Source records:
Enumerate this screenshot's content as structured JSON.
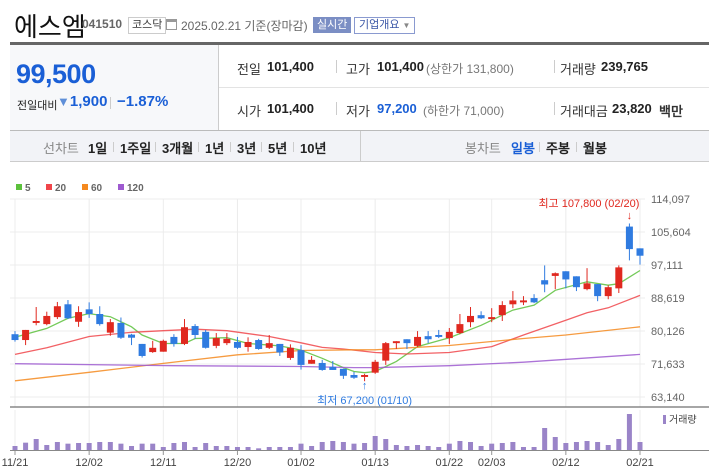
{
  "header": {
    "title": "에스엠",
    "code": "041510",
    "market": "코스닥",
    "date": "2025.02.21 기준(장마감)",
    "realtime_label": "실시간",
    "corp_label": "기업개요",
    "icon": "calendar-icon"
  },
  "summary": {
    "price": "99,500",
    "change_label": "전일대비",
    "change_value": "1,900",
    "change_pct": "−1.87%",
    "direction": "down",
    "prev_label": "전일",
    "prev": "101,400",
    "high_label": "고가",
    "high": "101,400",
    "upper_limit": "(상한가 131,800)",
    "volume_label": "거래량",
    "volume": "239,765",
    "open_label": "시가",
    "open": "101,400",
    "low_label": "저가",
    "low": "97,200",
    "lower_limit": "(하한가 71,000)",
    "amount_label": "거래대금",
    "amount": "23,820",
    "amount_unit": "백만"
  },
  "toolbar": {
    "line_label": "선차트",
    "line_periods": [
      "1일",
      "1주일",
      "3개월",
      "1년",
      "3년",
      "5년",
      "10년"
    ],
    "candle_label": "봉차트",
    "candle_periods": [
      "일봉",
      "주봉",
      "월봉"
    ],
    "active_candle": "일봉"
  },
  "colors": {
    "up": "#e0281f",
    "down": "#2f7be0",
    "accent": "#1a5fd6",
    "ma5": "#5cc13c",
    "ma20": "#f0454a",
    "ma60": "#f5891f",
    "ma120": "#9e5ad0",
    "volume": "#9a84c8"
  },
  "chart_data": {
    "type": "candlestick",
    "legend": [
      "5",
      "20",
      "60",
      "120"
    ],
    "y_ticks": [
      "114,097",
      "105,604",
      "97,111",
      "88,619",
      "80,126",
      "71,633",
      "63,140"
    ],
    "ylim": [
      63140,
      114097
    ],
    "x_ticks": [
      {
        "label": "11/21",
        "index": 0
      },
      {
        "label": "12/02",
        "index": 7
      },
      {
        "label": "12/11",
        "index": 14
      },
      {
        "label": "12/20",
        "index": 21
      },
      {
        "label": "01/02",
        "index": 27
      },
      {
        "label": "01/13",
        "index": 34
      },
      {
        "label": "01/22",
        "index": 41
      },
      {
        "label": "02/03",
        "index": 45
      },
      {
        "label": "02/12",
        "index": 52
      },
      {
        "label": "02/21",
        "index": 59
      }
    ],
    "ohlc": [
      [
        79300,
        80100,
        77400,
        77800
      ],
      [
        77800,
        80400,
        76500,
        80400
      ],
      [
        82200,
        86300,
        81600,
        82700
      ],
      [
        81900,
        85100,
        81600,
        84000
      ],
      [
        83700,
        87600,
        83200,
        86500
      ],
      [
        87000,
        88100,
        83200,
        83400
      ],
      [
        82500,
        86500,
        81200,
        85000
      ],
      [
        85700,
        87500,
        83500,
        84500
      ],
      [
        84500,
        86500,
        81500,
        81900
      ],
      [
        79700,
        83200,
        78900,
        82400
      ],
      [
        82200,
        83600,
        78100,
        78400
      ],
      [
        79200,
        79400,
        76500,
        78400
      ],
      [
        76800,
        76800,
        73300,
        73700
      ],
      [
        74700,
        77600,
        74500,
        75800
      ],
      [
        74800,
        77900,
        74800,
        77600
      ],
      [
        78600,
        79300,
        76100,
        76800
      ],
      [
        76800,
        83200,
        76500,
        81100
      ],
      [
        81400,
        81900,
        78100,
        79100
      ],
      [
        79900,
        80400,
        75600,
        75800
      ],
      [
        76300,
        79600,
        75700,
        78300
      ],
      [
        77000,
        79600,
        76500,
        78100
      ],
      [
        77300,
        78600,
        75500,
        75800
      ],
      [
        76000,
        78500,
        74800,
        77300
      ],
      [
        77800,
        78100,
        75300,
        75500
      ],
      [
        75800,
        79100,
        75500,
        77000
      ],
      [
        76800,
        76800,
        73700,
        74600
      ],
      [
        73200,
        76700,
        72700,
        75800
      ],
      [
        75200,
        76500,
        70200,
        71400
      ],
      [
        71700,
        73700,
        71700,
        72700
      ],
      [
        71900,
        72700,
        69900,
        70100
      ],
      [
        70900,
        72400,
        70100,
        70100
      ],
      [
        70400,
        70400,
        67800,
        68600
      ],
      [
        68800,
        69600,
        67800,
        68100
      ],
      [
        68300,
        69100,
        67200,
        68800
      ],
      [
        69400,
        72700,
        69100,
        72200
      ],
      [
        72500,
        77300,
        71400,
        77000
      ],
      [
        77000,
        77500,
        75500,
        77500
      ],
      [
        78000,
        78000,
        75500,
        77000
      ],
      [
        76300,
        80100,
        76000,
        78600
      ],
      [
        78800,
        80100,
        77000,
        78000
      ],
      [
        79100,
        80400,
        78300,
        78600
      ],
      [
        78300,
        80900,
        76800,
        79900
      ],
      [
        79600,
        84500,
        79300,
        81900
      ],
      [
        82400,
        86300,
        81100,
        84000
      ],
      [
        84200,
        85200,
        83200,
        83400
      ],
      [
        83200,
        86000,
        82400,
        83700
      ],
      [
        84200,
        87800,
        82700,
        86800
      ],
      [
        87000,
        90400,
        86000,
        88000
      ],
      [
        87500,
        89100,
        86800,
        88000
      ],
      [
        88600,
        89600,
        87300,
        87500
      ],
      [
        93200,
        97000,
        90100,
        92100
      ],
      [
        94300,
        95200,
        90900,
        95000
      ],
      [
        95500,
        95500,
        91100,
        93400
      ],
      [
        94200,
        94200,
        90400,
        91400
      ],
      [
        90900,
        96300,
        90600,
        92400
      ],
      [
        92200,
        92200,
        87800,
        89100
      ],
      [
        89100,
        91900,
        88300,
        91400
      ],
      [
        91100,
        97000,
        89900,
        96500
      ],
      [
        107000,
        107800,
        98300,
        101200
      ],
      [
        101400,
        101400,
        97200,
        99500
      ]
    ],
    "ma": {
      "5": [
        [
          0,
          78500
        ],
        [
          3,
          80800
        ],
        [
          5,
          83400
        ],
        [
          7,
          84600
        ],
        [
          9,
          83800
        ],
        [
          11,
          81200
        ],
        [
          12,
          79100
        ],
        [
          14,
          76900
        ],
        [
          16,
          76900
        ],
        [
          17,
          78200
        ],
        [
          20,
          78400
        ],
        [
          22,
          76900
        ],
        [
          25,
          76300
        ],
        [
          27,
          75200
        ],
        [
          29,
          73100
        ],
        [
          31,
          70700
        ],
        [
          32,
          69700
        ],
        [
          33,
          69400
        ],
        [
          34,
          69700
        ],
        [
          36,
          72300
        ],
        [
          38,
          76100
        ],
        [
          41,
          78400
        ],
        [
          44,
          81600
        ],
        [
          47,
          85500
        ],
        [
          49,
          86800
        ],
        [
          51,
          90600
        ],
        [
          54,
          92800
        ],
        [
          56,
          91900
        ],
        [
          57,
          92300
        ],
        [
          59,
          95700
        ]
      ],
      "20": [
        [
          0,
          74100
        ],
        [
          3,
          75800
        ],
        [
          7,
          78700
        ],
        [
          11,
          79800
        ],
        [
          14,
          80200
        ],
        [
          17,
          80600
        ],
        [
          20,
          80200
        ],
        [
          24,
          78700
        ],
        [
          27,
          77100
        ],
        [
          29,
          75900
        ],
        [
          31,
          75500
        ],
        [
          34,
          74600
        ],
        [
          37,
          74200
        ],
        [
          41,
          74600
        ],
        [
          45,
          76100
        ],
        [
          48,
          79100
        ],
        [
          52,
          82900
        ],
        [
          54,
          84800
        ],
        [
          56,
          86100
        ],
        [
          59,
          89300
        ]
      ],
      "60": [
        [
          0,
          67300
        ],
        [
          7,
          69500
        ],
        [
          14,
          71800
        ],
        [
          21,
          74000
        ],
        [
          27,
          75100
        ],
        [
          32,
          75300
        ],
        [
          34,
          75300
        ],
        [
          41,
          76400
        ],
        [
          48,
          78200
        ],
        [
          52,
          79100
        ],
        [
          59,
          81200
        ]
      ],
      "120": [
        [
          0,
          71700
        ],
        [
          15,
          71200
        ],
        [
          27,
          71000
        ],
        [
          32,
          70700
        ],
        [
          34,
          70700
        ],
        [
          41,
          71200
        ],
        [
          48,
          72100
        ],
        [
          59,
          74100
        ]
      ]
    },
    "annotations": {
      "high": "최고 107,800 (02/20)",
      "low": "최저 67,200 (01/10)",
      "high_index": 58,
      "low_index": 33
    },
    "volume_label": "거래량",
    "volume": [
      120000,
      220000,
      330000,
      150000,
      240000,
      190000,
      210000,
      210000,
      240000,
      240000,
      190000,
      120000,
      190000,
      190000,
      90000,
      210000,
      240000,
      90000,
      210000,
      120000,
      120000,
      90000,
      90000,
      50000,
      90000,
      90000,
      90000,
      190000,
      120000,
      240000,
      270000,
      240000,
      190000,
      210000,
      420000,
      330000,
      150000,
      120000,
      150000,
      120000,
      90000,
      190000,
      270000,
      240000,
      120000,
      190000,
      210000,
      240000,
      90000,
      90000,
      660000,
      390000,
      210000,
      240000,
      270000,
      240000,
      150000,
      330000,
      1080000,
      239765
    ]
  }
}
==
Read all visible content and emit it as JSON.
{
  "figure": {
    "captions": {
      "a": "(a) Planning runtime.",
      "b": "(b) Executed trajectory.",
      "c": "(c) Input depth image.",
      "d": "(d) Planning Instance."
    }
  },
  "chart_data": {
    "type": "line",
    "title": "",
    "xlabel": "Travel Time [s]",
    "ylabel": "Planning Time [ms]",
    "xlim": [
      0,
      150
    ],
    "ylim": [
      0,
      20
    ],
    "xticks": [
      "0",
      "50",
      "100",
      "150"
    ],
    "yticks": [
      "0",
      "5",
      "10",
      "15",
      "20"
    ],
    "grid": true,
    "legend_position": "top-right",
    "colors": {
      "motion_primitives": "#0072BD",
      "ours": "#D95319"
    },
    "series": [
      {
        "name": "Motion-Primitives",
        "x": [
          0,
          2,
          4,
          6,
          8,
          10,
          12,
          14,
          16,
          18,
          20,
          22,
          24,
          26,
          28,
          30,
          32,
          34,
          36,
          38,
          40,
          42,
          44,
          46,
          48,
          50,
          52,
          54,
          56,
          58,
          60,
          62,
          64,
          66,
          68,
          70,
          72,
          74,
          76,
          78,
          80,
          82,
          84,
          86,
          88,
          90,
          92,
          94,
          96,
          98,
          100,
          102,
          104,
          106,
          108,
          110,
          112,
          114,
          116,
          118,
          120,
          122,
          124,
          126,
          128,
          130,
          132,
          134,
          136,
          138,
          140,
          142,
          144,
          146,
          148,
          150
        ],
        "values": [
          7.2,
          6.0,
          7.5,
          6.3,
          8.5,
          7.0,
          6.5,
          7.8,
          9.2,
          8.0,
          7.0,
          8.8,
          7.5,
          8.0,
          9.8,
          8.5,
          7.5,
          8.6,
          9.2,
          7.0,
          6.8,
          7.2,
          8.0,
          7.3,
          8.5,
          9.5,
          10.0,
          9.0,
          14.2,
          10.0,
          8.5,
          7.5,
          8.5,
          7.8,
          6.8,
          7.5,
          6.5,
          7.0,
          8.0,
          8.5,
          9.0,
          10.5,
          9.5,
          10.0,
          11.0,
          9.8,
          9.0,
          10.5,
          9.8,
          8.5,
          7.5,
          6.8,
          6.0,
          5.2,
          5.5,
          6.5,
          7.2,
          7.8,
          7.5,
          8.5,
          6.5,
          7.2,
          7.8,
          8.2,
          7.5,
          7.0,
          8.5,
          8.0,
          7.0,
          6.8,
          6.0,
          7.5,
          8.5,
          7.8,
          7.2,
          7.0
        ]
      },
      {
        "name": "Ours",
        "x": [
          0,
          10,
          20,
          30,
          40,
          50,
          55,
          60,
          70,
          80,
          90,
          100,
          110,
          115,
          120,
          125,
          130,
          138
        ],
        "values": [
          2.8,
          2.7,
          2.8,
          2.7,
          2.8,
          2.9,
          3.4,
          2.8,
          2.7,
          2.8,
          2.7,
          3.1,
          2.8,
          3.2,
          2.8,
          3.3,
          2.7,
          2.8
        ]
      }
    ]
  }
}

GIVEN PROBLEM: Report all lines of the data that include the word "JSON".

ANSWER TO THIS TASK:
Enumerate this screenshot's content as structured JSON.
Read all visible content and emit it as JSON.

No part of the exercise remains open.